### Task requirements
Output the material below unchanged, apart from leaving out the pictures.

### Stored rows
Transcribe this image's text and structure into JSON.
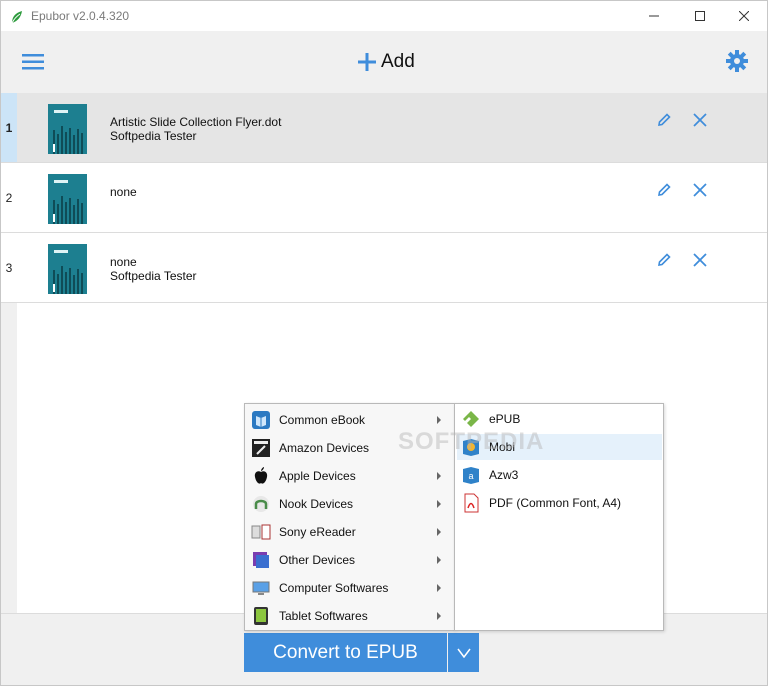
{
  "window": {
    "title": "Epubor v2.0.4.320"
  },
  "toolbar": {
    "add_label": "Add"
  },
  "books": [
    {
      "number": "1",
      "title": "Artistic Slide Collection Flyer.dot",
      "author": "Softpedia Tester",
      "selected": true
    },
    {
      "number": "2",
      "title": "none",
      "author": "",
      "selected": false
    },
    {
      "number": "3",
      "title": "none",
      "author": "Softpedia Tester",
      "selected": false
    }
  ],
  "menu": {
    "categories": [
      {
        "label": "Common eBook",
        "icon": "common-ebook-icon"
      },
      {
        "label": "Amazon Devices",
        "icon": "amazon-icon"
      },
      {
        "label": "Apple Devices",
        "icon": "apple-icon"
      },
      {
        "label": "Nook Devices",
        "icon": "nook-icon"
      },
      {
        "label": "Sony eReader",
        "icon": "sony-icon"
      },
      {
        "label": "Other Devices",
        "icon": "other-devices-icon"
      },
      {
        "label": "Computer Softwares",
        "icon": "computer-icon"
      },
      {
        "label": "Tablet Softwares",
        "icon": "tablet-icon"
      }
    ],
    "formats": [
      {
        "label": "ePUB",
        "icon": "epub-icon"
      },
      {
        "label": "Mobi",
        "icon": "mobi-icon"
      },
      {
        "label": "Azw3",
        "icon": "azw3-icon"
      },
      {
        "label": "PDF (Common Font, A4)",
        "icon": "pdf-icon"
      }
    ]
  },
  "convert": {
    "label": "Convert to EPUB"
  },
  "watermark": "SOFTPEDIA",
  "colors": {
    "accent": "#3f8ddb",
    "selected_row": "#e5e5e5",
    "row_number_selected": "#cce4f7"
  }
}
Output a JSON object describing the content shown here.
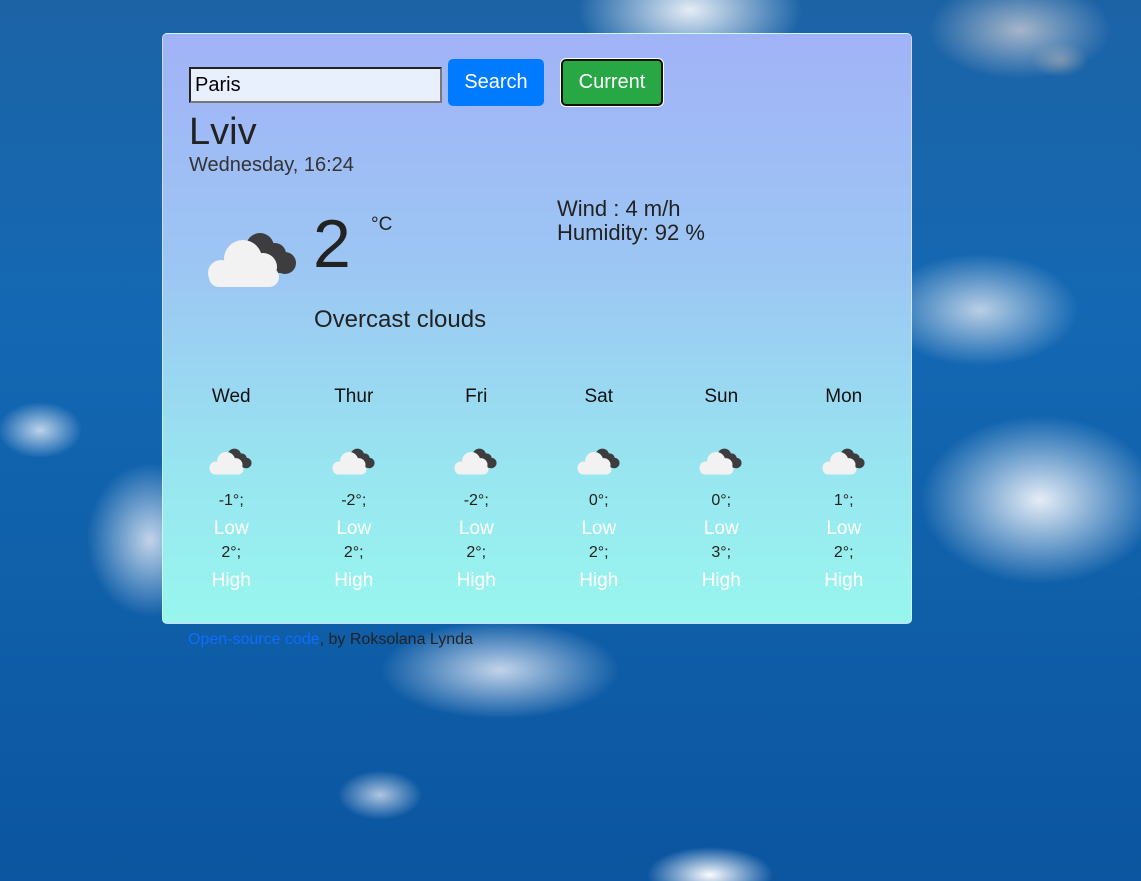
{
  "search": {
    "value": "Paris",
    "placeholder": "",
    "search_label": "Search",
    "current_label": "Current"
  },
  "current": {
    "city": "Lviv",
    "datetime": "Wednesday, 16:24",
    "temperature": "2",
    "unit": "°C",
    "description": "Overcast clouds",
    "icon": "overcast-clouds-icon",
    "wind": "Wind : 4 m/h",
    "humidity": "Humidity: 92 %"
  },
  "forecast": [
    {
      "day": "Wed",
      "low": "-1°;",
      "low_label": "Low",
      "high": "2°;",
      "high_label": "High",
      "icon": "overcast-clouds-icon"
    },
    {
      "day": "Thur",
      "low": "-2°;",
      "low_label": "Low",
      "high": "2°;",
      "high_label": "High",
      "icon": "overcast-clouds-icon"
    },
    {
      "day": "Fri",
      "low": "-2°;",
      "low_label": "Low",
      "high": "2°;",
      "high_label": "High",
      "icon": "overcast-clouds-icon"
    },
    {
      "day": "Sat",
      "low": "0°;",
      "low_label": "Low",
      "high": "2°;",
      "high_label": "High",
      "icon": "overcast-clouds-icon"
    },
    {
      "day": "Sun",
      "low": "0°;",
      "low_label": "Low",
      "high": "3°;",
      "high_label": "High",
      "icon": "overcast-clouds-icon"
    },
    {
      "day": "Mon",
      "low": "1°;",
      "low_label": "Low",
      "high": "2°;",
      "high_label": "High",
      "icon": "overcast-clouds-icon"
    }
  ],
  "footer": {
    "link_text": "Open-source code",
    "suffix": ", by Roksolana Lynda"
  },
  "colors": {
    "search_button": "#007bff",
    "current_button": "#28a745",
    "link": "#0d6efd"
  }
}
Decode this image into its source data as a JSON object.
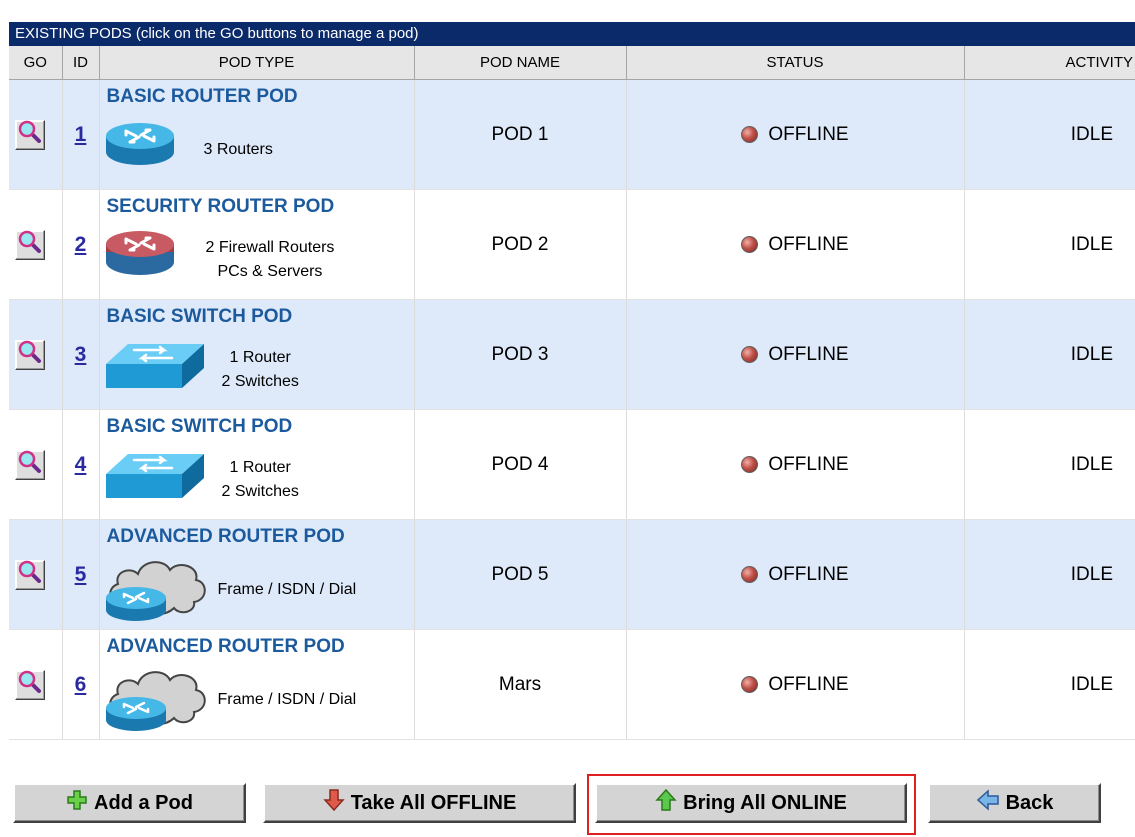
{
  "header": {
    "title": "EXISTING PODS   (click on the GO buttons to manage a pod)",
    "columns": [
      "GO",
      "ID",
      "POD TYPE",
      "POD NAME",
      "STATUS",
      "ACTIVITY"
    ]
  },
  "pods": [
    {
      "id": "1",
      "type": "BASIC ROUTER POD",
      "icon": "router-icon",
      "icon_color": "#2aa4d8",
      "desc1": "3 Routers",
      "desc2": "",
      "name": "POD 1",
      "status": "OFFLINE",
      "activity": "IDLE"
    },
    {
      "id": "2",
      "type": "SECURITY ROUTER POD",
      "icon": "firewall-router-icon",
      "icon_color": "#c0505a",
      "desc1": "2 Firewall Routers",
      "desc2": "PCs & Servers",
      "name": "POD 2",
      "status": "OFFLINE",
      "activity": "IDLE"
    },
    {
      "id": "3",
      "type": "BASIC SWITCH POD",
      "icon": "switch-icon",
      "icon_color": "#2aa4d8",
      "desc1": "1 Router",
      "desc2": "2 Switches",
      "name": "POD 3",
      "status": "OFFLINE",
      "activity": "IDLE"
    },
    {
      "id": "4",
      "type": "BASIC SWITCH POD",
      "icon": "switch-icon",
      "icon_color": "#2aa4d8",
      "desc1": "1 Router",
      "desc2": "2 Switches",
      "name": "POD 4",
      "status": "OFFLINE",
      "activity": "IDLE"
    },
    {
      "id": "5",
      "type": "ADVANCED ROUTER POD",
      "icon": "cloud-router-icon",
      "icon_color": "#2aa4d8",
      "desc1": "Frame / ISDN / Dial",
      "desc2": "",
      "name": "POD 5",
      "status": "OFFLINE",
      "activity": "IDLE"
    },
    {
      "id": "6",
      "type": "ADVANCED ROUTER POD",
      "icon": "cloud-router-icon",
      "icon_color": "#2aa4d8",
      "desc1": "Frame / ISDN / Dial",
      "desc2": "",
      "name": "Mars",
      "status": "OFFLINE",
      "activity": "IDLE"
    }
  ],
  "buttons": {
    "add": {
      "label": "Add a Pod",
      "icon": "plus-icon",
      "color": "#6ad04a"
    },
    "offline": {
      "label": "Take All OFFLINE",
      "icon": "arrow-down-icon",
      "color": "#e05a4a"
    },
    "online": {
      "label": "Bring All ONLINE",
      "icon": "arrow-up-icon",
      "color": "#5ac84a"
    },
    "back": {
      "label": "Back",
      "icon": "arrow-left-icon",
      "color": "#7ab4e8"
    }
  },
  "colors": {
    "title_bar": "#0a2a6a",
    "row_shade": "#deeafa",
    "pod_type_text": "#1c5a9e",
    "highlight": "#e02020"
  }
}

### Correct output
Transcribe this image's text and structure into JSON.
{
  "window": {
    "title": "Epubor v2.0.4.320"
  },
  "toolbar": {
    "add_label": "Add"
  },
  "books": [
    {
      "number": "1",
      "title": "Artistic Slide Collection Flyer.dot",
      "author": "Softpedia Tester",
      "selected": true
    },
    {
      "number": "2",
      "title": "none",
      "author": "",
      "selected": false
    },
    {
      "number": "3",
      "title": "none",
      "author": "Softpedia Tester",
      "selected": false
    }
  ],
  "menu": {
    "categories": [
      {
        "label": "Common eBook",
        "icon": "common-ebook-icon"
      },
      {
        "label": "Amazon Devices",
        "icon": "amazon-icon"
      },
      {
        "label": "Apple Devices",
        "icon": "apple-icon"
      },
      {
        "label": "Nook Devices",
        "icon": "nook-icon"
      },
      {
        "label": "Sony eReader",
        "icon": "sony-icon"
      },
      {
        "label": "Other Devices",
        "icon": "other-devices-icon"
      },
      {
        "label": "Computer Softwares",
        "icon": "computer-icon"
      },
      {
        "label": "Tablet Softwares",
        "icon": "tablet-icon"
      }
    ],
    "formats": [
      {
        "label": "ePUB",
        "icon": "epub-icon"
      },
      {
        "label": "Mobi",
        "icon": "mobi-icon"
      },
      {
        "label": "Azw3",
        "icon": "azw3-icon"
      },
      {
        "label": "PDF (Common Font, A4)",
        "icon": "pdf-icon"
      }
    ]
  },
  "convert": {
    "label": "Convert to EPUB"
  },
  "watermark": "SOFTPEDIA",
  "colors": {
    "accent": "#3f8ddb",
    "selected_row": "#e5e5e5",
    "row_number_selected": "#cce4f7"
  }
}
Output a JSON object describing the content shown here.
{
  "search": {
    "value": "Paris",
    "placeholder": "",
    "search_label": "Search",
    "current_label": "Current"
  },
  "current": {
    "city": "Lviv",
    "datetime": "Wednesday, 16:24",
    "temperature": "2",
    "unit": "°C",
    "description": "Overcast clouds",
    "icon": "overcast-clouds-icon",
    "wind": "Wind : 4 m/h",
    "humidity": "Humidity: 92 %"
  },
  "forecast": [
    {
      "day": "Wed",
      "low": "-1°;",
      "low_label": "Low",
      "high": "2°;",
      "high_label": "High",
      "icon": "overcast-clouds-icon"
    },
    {
      "day": "Thur",
      "low": "-2°;",
      "low_label": "Low",
      "high": "2°;",
      "high_label": "High",
      "icon": "overcast-clouds-icon"
    },
    {
      "day": "Fri",
      "low": "-2°;",
      "low_label": "Low",
      "high": "2°;",
      "high_label": "High",
      "icon": "overcast-clouds-icon"
    },
    {
      "day": "Sat",
      "low": "0°;",
      "low_label": "Low",
      "high": "2°;",
      "high_label": "High",
      "icon": "overcast-clouds-icon"
    },
    {
      "day": "Sun",
      "low": "0°;",
      "low_label": "Low",
      "high": "3°;",
      "high_label": "High",
      "icon": "overcast-clouds-icon"
    },
    {
      "day": "Mon",
      "low": "1°;",
      "low_label": "Low",
      "high": "2°;",
      "high_label": "High",
      "icon": "overcast-clouds-icon"
    }
  ],
  "footer": {
    "link_text": "Open-source code",
    "suffix": ", by Roksolana Lynda"
  },
  "colors": {
    "search_button": "#007bff",
    "current_button": "#28a745",
    "link": "#0d6efd"
  }
}
Decode this image into its source data as a JSON object.
{
  "header": {
    "title": "EXISTING PODS   (click on the GO buttons to manage a pod)",
    "columns": [
      "GO",
      "ID",
      "POD TYPE",
      "POD NAME",
      "STATUS",
      "ACTIVITY"
    ]
  },
  "pods": [
    {
      "id": "1",
      "type": "BASIC ROUTER POD",
      "icon": "router-icon",
      "icon_color": "#2aa4d8",
      "desc1": "3 Routers",
      "desc2": "",
      "name": "POD 1",
      "status": "OFFLINE",
      "activity": "IDLE"
    },
    {
      "id": "2",
      "type": "SECURITY ROUTER POD",
      "icon": "firewall-router-icon",
      "icon_color": "#c0505a",
      "desc1": "2 Firewall Routers",
      "desc2": "PCs & Servers",
      "name": "POD 2",
      "status": "OFFLINE",
      "activity": "IDLE"
    },
    {
      "id": "3",
      "type": "BASIC SWITCH POD",
      "icon": "switch-icon",
      "icon_color": "#2aa4d8",
      "desc1": "1 Router",
      "desc2": "2 Switches",
      "name": "POD 3",
      "status": "OFFLINE",
      "activity": "IDLE"
    },
    {
      "id": "4",
      "type": "BASIC SWITCH POD",
      "icon": "switch-icon",
      "icon_color": "#2aa4d8",
      "desc1": "1 Router",
      "desc2": "2 Switches",
      "name": "POD 4",
      "status": "OFFLINE",
      "activity": "IDLE"
    },
    {
      "id": "5",
      "type": "ADVANCED ROUTER POD",
      "icon": "cloud-router-icon",
      "icon_color": "#2aa4d8",
      "desc1": "Frame / ISDN / Dial",
      "desc2": "",
      "name": "POD 5",
      "status": "OFFLINE",
      "activity": "IDLE"
    },
    {
      "id": "6",
      "type": "ADVANCED ROUTER POD",
      "icon": "cloud-router-icon",
      "icon_color": "#2aa4d8",
      "desc1": "Frame / ISDN / Dial",
      "desc2": "",
      "name": "Mars",
      "status": "OFFLINE",
      "activity": "IDLE"
    }
  ],
  "buttons": {
    "add": {
      "label": "Add a Pod",
      "icon": "plus-icon",
      "color": "#6ad04a"
    },
    "offline": {
      "label": "Take All OFFLINE",
      "icon": "arrow-down-icon",
      "color": "#e05a4a"
    },
    "online": {
      "label": "Bring All ONLINE",
      "icon": "arrow-up-icon",
      "color": "#5ac84a"
    },
    "back": {
      "label": "Back",
      "icon": "arrow-left-icon",
      "color": "#7ab4e8"
    }
  },
  "colors": {
    "title_bar": "#0a2a6a",
    "row_shade": "#deeafa",
    "pod_type_text": "#1c5a9e",
    "highlight": "#e02020"
  }
}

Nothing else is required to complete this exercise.